-- Begin Data shown --

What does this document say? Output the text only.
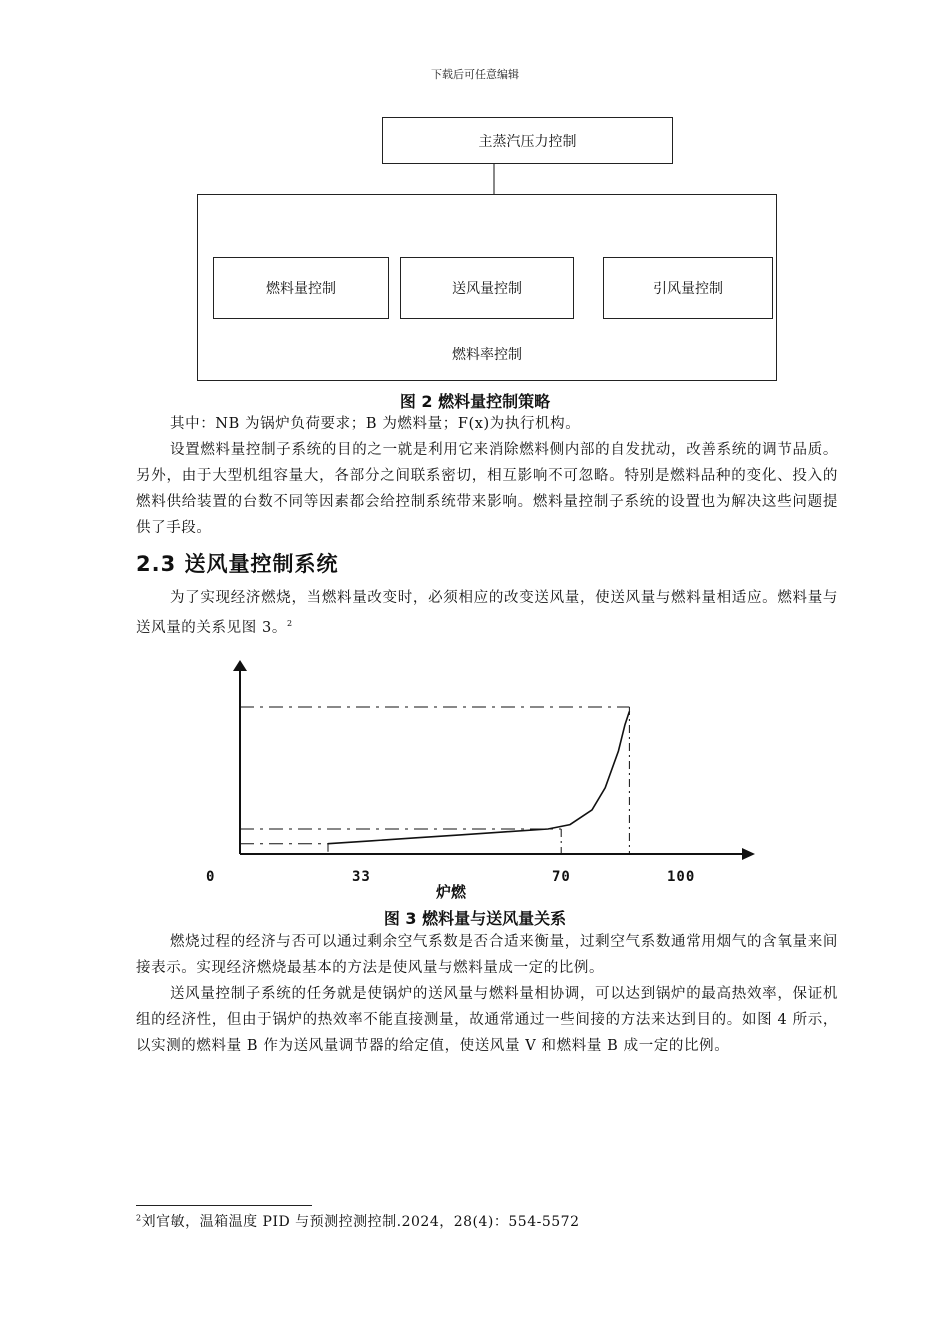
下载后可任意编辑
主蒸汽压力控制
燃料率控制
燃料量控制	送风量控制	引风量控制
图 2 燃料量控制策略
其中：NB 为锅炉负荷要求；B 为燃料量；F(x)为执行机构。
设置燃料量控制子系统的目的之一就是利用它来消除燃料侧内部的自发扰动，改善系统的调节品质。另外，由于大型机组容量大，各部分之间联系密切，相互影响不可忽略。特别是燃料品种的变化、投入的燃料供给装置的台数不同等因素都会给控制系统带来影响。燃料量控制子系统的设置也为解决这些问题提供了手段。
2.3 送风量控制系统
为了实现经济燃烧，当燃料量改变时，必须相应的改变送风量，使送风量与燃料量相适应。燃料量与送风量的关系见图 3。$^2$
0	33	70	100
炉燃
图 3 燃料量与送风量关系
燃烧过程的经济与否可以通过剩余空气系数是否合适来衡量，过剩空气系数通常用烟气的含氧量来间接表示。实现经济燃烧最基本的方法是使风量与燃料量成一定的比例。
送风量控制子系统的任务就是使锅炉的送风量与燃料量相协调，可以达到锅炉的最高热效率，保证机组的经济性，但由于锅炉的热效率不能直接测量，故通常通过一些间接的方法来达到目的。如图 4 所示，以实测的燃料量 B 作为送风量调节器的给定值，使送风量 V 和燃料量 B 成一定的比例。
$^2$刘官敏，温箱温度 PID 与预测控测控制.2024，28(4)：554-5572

-- End Data shown --

_Problem details_. Reproduce each entry precisely. Leave the pictures out.

_Response for this exercise_.
What does this document say? Output the text only.
下载后可任意编辑
主蒸汽压力控制
燃料率控制
燃料量控制	送风量控制	引风量控制
图 2 燃料量控制策略
其中：NB 为锅炉负荷要求；B 为燃料量；F(x)为执行机构。
设置燃料量控制子系统的目的之一就是利用它来消除燃料侧内部的自发扰动，改善系统的调节品质。另外，由于大型机组容量大，各部分之间联系密切，相互影响不可忽略。特别是燃料品种的变化、投入的燃料供给装置的台数不同等因素都会给控制系统带来影响。燃料量控制子系统的设置也为解决这些问题提供了手段。
2.3 送风量控制系统
为了实现经济燃烧，当燃料量改变时，必须相应的改变送风量，使送风量与燃料量相适应。燃料量与送风量的关系见图 3。$^2$
0	33	70	100
炉燃
图 3 燃料量与送风量关系
燃烧过程的经济与否可以通过剩余空气系数是否合适来衡量，过剩空气系数通常用烟气的含氧量来间接表示。实现经济燃烧最基本的方法是使风量与燃料量成一定的比例。
送风量控制子系统的任务就是使锅炉的送风量与燃料量相协调，可以达到锅炉的最高热效率，保证机组的经济性，但由于锅炉的热效率不能直接测量，故通常通过一些间接的方法来达到目的。如图 4 所示，以实测的燃料量 B 作为送风量调节器的给定值，使送风量 V 和燃料量 B 成一定的比例。
$^2$刘官敏，温箱温度 PID 与预测控测控制.2024，28(4)：554-5572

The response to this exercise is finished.